JOB → Leave the pictures out and print every record below exactly as it stands.

EXERCISE MATERIAL →
──────

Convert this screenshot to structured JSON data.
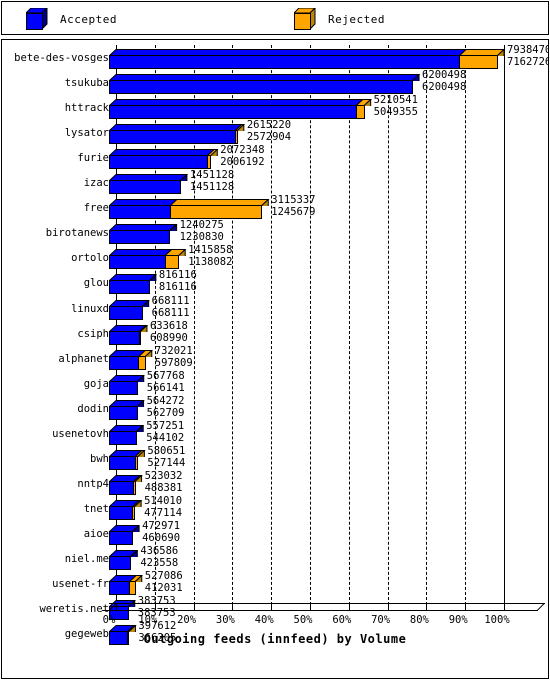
{
  "legend": {
    "items": [
      {
        "label": "Accepted",
        "color": "#0000ff",
        "shade": "#00008b",
        "icon": "cube-icon"
      },
      {
        "label": "Rejected",
        "color": "#ffa500",
        "shade": "#b8860b",
        "icon": "cube-icon"
      }
    ]
  },
  "chart_data": {
    "type": "bar",
    "orientation": "horizontal",
    "stacked": true,
    "title": "",
    "xlabel": "Outgoing feeds (innfeed) by Volume",
    "ylabel": "",
    "xlim": [
      0,
      100
    ],
    "xtick_labels": [
      "0%",
      "10%",
      "20%",
      "30%",
      "40%",
      "50%",
      "60%",
      "70%",
      "80%",
      "90%",
      "100%"
    ],
    "xtick_values": [
      0,
      10,
      20,
      30,
      40,
      50,
      60,
      70,
      80,
      90,
      100
    ],
    "grid": true,
    "grid_style": "dashed-vertical",
    "legend_position": "top",
    "value_label_format": "total over accepted",
    "max_value": 7938470,
    "categories": [
      "bete-des-vosges",
      "tsukuba",
      "httrack",
      "lysator",
      "furie",
      "izac",
      "free",
      "birotanews",
      "ortolo",
      "glou",
      "linuxd",
      "csiph",
      "alphanet",
      "goja",
      "dodin",
      "usenetovh",
      "bwh",
      "nntp4",
      "tnet",
      "aioe",
      "niel.me",
      "usenet-fr",
      "weretis.net",
      "gegeweb"
    ],
    "series": [
      {
        "name": "Accepted",
        "color": "#0000ff",
        "values": [
          7162726,
          6200498,
          5049355,
          2572904,
          2006192,
          1451128,
          1245679,
          1230830,
          1138082,
          816116,
          668111,
          608990,
          597809,
          566141,
          562709,
          544102,
          527144,
          488381,
          477114,
          460690,
          423558,
          412031,
          383753,
          366205
        ]
      },
      {
        "name": "Rejected",
        "color": "#ffa500",
        "values": [
          775744,
          0,
          161186,
          42316,
          66156,
          0,
          1869658,
          9445,
          277776,
          0,
          0,
          24628,
          134212,
          1627,
          1563,
          13149,
          53507,
          34651,
          36896,
          12281,
          13028,
          115055,
          0,
          31407
        ]
      }
    ],
    "totals": [
      7938470,
      6200498,
      5210541,
      2615220,
      2072348,
      1451128,
      3115337,
      1240275,
      1415858,
      816116,
      668111,
      633618,
      732021,
      567768,
      564272,
      557251,
      580651,
      523032,
      514010,
      472971,
      436586,
      527086,
      383753,
      397612
    ],
    "rows": [
      {
        "category": "bete-des-vosges",
        "total": 7938470,
        "accepted": 7162726
      },
      {
        "category": "tsukuba",
        "total": 6200498,
        "accepted": 6200498
      },
      {
        "category": "httrack",
        "total": 5210541,
        "accepted": 5049355
      },
      {
        "category": "lysator",
        "total": 2615220,
        "accepted": 2572904
      },
      {
        "category": "furie",
        "total": 2072348,
        "accepted": 2006192
      },
      {
        "category": "izac",
        "total": 1451128,
        "accepted": 1451128
      },
      {
        "category": "free",
        "total": 3115337,
        "accepted": 1245679
      },
      {
        "category": "birotanews",
        "total": 1240275,
        "accepted": 1230830
      },
      {
        "category": "ortolo",
        "total": 1415858,
        "accepted": 1138082
      },
      {
        "category": "glou",
        "total": 816116,
        "accepted": 816116
      },
      {
        "category": "linuxd",
        "total": 668111,
        "accepted": 668111
      },
      {
        "category": "csiph",
        "total": 633618,
        "accepted": 608990
      },
      {
        "category": "alphanet",
        "total": 732021,
        "accepted": 597809
      },
      {
        "category": "goja",
        "total": 567768,
        "accepted": 566141
      },
      {
        "category": "dodin",
        "total": 564272,
        "accepted": 562709
      },
      {
        "category": "usenetovh",
        "total": 557251,
        "accepted": 544102
      },
      {
        "category": "bwh",
        "total": 580651,
        "accepted": 527144
      },
      {
        "category": "nntp4",
        "total": 523032,
        "accepted": 488381
      },
      {
        "category": "tnet",
        "total": 514010,
        "accepted": 477114
      },
      {
        "category": "aioe",
        "total": 472971,
        "accepted": 460690
      },
      {
        "category": "niel.me",
        "total": 436586,
        "accepted": 423558
      },
      {
        "category": "usenet-fr",
        "total": 527086,
        "accepted": 412031
      },
      {
        "category": "weretis.net",
        "total": 383753,
        "accepted": 383753
      },
      {
        "category": "gegeweb",
        "total": 397612,
        "accepted": 366205
      }
    ]
  }
}
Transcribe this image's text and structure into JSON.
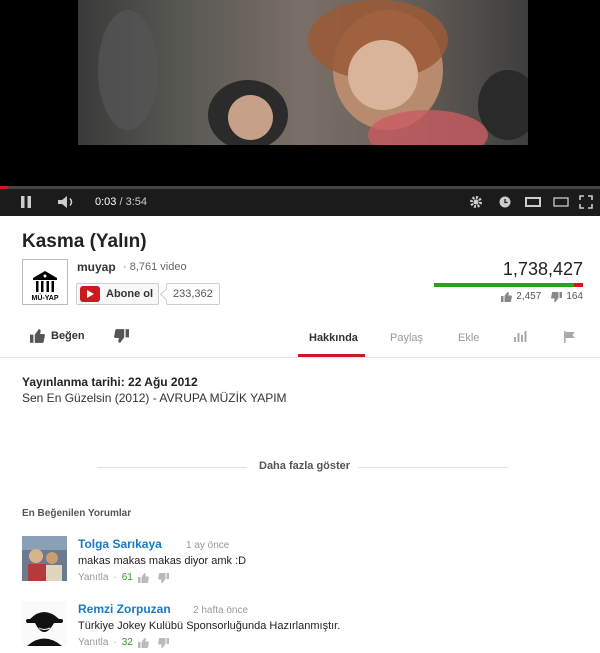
{
  "player": {
    "current_time": "0:03",
    "separator": " / ",
    "duration": "3:54",
    "progress": 0.013
  },
  "video": {
    "title": "Kasma (Yalın)",
    "channel": "muyap",
    "video_count": "· 8,761 video",
    "logo_text": "MÜ-YAP",
    "subscribe_label": "Abone ol",
    "subscriber_count": "233,362",
    "views": "1,738,427",
    "likes": "2,457",
    "dislikes": "164",
    "like_ratio": 0.937
  },
  "actions": {
    "like_label": "Beğen",
    "tabs": [
      "Hakkında",
      "Paylaş",
      "Ekle"
    ]
  },
  "description": {
    "published": "Yayınlanma tarihi: 22 Ağu 2012",
    "text": "Sen En Güzelsin (2012) - AVRUPA MÜZİK YAPIM",
    "show_more": "Daha fazla göster"
  },
  "comments": {
    "heading": "En Beğenilen Yorumlar",
    "items": [
      {
        "author": "Tolga Sarıkaya",
        "ago": "1 ay önce",
        "text": "makas makas makas diyor amk :D",
        "reply": "Yanıtla",
        "dot": "·",
        "score": "61"
      },
      {
        "author": "Remzi Zorpuzan",
        "ago": "2 hafta önce",
        "text": "Türkiye Jokey Kulübü Sponsorluğunda Hazırlanmıştır.",
        "reply": "Yanıtla",
        "dot": "·",
        "score": "32"
      }
    ]
  },
  "colors": {
    "accent_red": "#cc181e",
    "like_green": "#2b9f1f",
    "link_blue": "#167ac6"
  }
}
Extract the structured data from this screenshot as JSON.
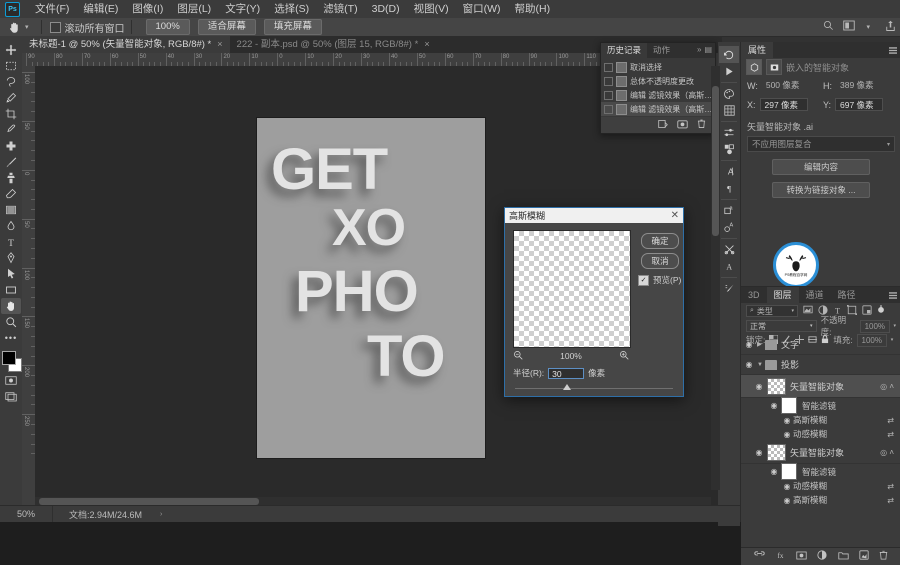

──────

ANSWER FOR THIS EXERCISE →
Convert this screenshot to structured JSON data.
{
  "legend": {
    "items": [
      {
        "label": "Accepted",
        "color": "#0000ff",
        "shade": "#00008b",
        "icon": "cube-icon"
      },
      {
        "label": "Rejected",
        "color": "#ffa500",
        "shade": "#b8860b",
        "icon": "cube-icon"
      }
    ]
  },
  "chart_data": {
    "type": "bar",
    "orientation": "horizontal",
    "stacked": true,
    "title": "",
    "xlabel": "Outgoing feeds (innfeed) by Volume",
    "ylabel": "",
    "xlim": [
      0,
      100
    ],
    "xtick_labels": [
      "0%",
      "10%",
      "20%",
      "30%",
      "40%",
      "50%",
      "60%",
      "70%",
      "80%",
      "90%",
      "100%"
    ],
    "xtick_values": [
      0,
      10,
      20,
      30,
      40,
      50,
      60,
      70,
      80,
      90,
      100
    ],
    "grid": true,
    "grid_style": "dashed-vertical",
    "legend_position": "top",
    "value_label_format": "total over accepted",
    "max_value": 7938470,
    "categories": [
      "bete-des-vosges",
      "tsukuba",
      "httrack",
      "lysator",
      "furie",
      "izac",
      "free",
      "birotanews",
      "ortolo",
      "glou",
      "linuxd",
      "csiph",
      "alphanet",
      "goja",
      "dodin",
      "usenetovh",
      "bwh",
      "nntp4",
      "tnet",
      "aioe",
      "niel.me",
      "usenet-fr",
      "weretis.net",
      "gegeweb"
    ],
    "series": [
      {
        "name": "Accepted",
        "color": "#0000ff",
        "values": [
          7162726,
          6200498,
          5049355,
          2572904,
          2006192,
          1451128,
          1245679,
          1230830,
          1138082,
          816116,
          668111,
          608990,
          597809,
          566141,
          562709,
          544102,
          527144,
          488381,
          477114,
          460690,
          423558,
          412031,
          383753,
          366205
        ]
      },
      {
        "name": "Rejected",
        "color": "#ffa500",
        "values": [
          775744,
          0,
          161186,
          42316,
          66156,
          0,
          1869658,
          9445,
          277776,
          0,
          0,
          24628,
          134212,
          1627,
          1563,
          13149,
          53507,
          34651,
          36896,
          12281,
          13028,
          115055,
          0,
          31407
        ]
      }
    ],
    "totals": [
      7938470,
      6200498,
      5210541,
      2615220,
      2072348,
      1451128,
      3115337,
      1240275,
      1415858,
      816116,
      668111,
      633618,
      732021,
      567768,
      564272,
      557251,
      580651,
      523032,
      514010,
      472971,
      436586,
      527086,
      383753,
      397612
    ],
    "rows": [
      {
        "category": "bete-des-vosges",
        "total": 7938470,
        "accepted": 7162726
      },
      {
        "category": "tsukuba",
        "total": 6200498,
        "accepted": 6200498
      },
      {
        "category": "httrack",
        "total": 5210541,
        "accepted": 5049355
      },
      {
        "category": "lysator",
        "total": 2615220,
        "accepted": 2572904
      },
      {
        "category": "furie",
        "total": 2072348,
        "accepted": 2006192
      },
      {
        "category": "izac",
        "total": 1451128,
        "accepted": 1451128
      },
      {
        "category": "free",
        "total": 3115337,
        "accepted": 1245679
      },
      {
        "category": "birotanews",
        "total": 1240275,
        "accepted": 1230830
      },
      {
        "category": "ortolo",
        "total": 1415858,
        "accepted": 1138082
      },
      {
        "category": "glou",
        "total": 816116,
        "accepted": 816116
      },
      {
        "category": "linuxd",
        "total": 668111,
        "accepted": 668111
      },
      {
        "category": "csiph",
        "total": 633618,
        "accepted": 608990
      },
      {
        "category": "alphanet",
        "total": 732021,
        "accepted": 597809
      },
      {
        "category": "goja",
        "total": 567768,
        "accepted": 566141
      },
      {
        "category": "dodin",
        "total": 564272,
        "accepted": 562709
      },
      {
        "category": "usenetovh",
        "total": 557251,
        "accepted": 544102
      },
      {
        "category": "bwh",
        "total": 580651,
        "accepted": 527144
      },
      {
        "category": "nntp4",
        "total": 523032,
        "accepted": 488381
      },
      {
        "category": "tnet",
        "total": 514010,
        "accepted": 477114
      },
      {
        "category": "aioe",
        "total": 472971,
        "accepted": 460690
      },
      {
        "category": "niel.me",
        "total": 436586,
        "accepted": 423558
      },
      {
        "category": "usenet-fr",
        "total": 527086,
        "accepted": 412031
      },
      {
        "category": "weretis.net",
        "total": 383753,
        "accepted": 383753
      },
      {
        "category": "gegeweb",
        "total": 397612,
        "accepted": 366205
      }
    ]
  }
}
Transcribe this image's text and structure into JSON.
{
  "player": {
    "current_time": "0:03",
    "separator": " / ",
    "duration": "3:54",
    "progress": 0.013
  },
  "video": {
    "title": "Kasma (Yalın)",
    "channel": "muyap",
    "video_count": "· 8,761 video",
    "logo_text": "MÜ-YAP",
    "subscribe_label": "Abone ol",
    "subscriber_count": "233,362",
    "views": "1,738,427",
    "likes": "2,457",
    "dislikes": "164",
    "like_ratio": 0.937
  },
  "actions": {
    "like_label": "Beğen",
    "tabs": [
      "Hakkında",
      "Paylaş",
      "Ekle"
    ]
  },
  "description": {
    "published": "Yayınlanma tarihi: 22 Ağu 2012",
    "text": "Sen En Güzelsin (2012) - AVRUPA MÜZİK YAPIM",
    "show_more": "Daha fazla göster"
  },
  "comments": {
    "heading": "En Beğenilen Yorumlar",
    "items": [
      {
        "author": "Tolga Sarıkaya",
        "ago": "1 ay önce",
        "text": "makas makas makas diyor amk :D",
        "reply": "Yanıtla",
        "dot": "·",
        "score": "61"
      },
      {
        "author": "Remzi Zorpuzan",
        "ago": "2 hafta önce",
        "text": "Türkiye Jokey Kulübü Sponsorluğunda Hazırlanmıştır.",
        "reply": "Yanıtla",
        "dot": "·",
        "score": "32"
      }
    ]
  },
  "colors": {
    "accent_red": "#cc181e",
    "like_green": "#2b9f1f",
    "link_blue": "#167ac6"
  }
}
Extract the structured data from this screenshot as JSON.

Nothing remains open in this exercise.